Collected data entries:
"""
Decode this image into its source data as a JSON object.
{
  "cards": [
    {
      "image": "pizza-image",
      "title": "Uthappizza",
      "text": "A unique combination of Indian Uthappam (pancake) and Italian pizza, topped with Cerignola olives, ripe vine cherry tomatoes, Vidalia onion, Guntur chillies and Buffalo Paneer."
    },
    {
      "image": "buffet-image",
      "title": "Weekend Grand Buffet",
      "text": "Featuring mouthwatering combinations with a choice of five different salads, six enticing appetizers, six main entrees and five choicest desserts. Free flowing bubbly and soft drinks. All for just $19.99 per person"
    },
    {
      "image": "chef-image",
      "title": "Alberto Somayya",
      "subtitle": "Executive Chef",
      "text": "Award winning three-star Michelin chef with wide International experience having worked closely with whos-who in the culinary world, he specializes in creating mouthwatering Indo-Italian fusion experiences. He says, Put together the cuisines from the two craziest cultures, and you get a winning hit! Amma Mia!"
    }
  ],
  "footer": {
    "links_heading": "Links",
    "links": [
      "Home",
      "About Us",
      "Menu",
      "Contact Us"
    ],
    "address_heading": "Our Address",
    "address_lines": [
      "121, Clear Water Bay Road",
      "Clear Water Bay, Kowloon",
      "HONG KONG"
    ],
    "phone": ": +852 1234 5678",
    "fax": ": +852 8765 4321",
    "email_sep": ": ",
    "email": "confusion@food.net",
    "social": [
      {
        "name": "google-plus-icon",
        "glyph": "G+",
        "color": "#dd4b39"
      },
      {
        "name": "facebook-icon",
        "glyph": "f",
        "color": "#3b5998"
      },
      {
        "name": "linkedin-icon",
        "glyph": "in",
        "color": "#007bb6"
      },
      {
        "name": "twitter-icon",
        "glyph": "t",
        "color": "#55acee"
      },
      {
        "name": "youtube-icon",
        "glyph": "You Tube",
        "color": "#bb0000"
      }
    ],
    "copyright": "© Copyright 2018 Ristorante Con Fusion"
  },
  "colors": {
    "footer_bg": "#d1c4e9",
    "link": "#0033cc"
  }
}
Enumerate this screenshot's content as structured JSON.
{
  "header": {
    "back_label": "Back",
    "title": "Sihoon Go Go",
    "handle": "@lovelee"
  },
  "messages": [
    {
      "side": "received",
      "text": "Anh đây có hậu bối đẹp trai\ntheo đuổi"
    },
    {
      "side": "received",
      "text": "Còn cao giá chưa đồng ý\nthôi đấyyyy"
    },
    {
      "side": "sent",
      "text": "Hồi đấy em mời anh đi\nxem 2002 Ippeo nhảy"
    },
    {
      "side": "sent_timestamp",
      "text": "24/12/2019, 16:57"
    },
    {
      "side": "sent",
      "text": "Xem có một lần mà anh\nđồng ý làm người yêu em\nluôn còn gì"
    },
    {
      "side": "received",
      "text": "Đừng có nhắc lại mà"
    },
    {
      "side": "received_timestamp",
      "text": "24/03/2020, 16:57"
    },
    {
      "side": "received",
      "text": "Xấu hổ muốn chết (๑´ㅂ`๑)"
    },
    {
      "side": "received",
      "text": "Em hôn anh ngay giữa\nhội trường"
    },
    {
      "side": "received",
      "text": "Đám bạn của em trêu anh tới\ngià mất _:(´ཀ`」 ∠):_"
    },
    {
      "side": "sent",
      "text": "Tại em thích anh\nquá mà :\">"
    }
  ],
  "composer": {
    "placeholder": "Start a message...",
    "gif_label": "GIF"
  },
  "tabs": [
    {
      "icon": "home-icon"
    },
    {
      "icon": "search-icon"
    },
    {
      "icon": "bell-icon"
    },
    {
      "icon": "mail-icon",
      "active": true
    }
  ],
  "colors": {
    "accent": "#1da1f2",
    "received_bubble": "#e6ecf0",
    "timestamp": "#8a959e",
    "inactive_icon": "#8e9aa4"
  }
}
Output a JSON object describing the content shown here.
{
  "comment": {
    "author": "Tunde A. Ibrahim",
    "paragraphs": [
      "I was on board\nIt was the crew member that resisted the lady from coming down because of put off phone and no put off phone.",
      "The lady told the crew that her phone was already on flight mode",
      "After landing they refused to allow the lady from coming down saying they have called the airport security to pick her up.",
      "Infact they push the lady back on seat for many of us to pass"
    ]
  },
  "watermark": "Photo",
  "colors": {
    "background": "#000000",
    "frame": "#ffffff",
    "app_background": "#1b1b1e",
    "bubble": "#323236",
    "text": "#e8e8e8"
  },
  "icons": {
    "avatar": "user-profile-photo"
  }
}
"""
Lines that hold "with" are the ones to copy; find all of them.

      "text": "A unique combination of Indian Uthappam (pancake) and Italian pizza, topped with Cerignola olives, ripe vine cherry tomatoes, Vidalia onion, Guntur chillies and Buffalo Paneer."
      "text": "Featuring mouthwatering combinations with a choice of five different salads, six enticing appetizers, six main entrees and five choicest desserts. Free flowing bubbly and soft drinks. All for just $19.99 per person"
      "text": "Award winning three-star Michelin chef with wide International experience having worked closely with whos-who in the culinary world, he specializes in creating mouthwatering Indo-Italian fusion experiences. He says, Put together the cuisines from the two craziest cultures, and you get a winning hit! Amma Mia!"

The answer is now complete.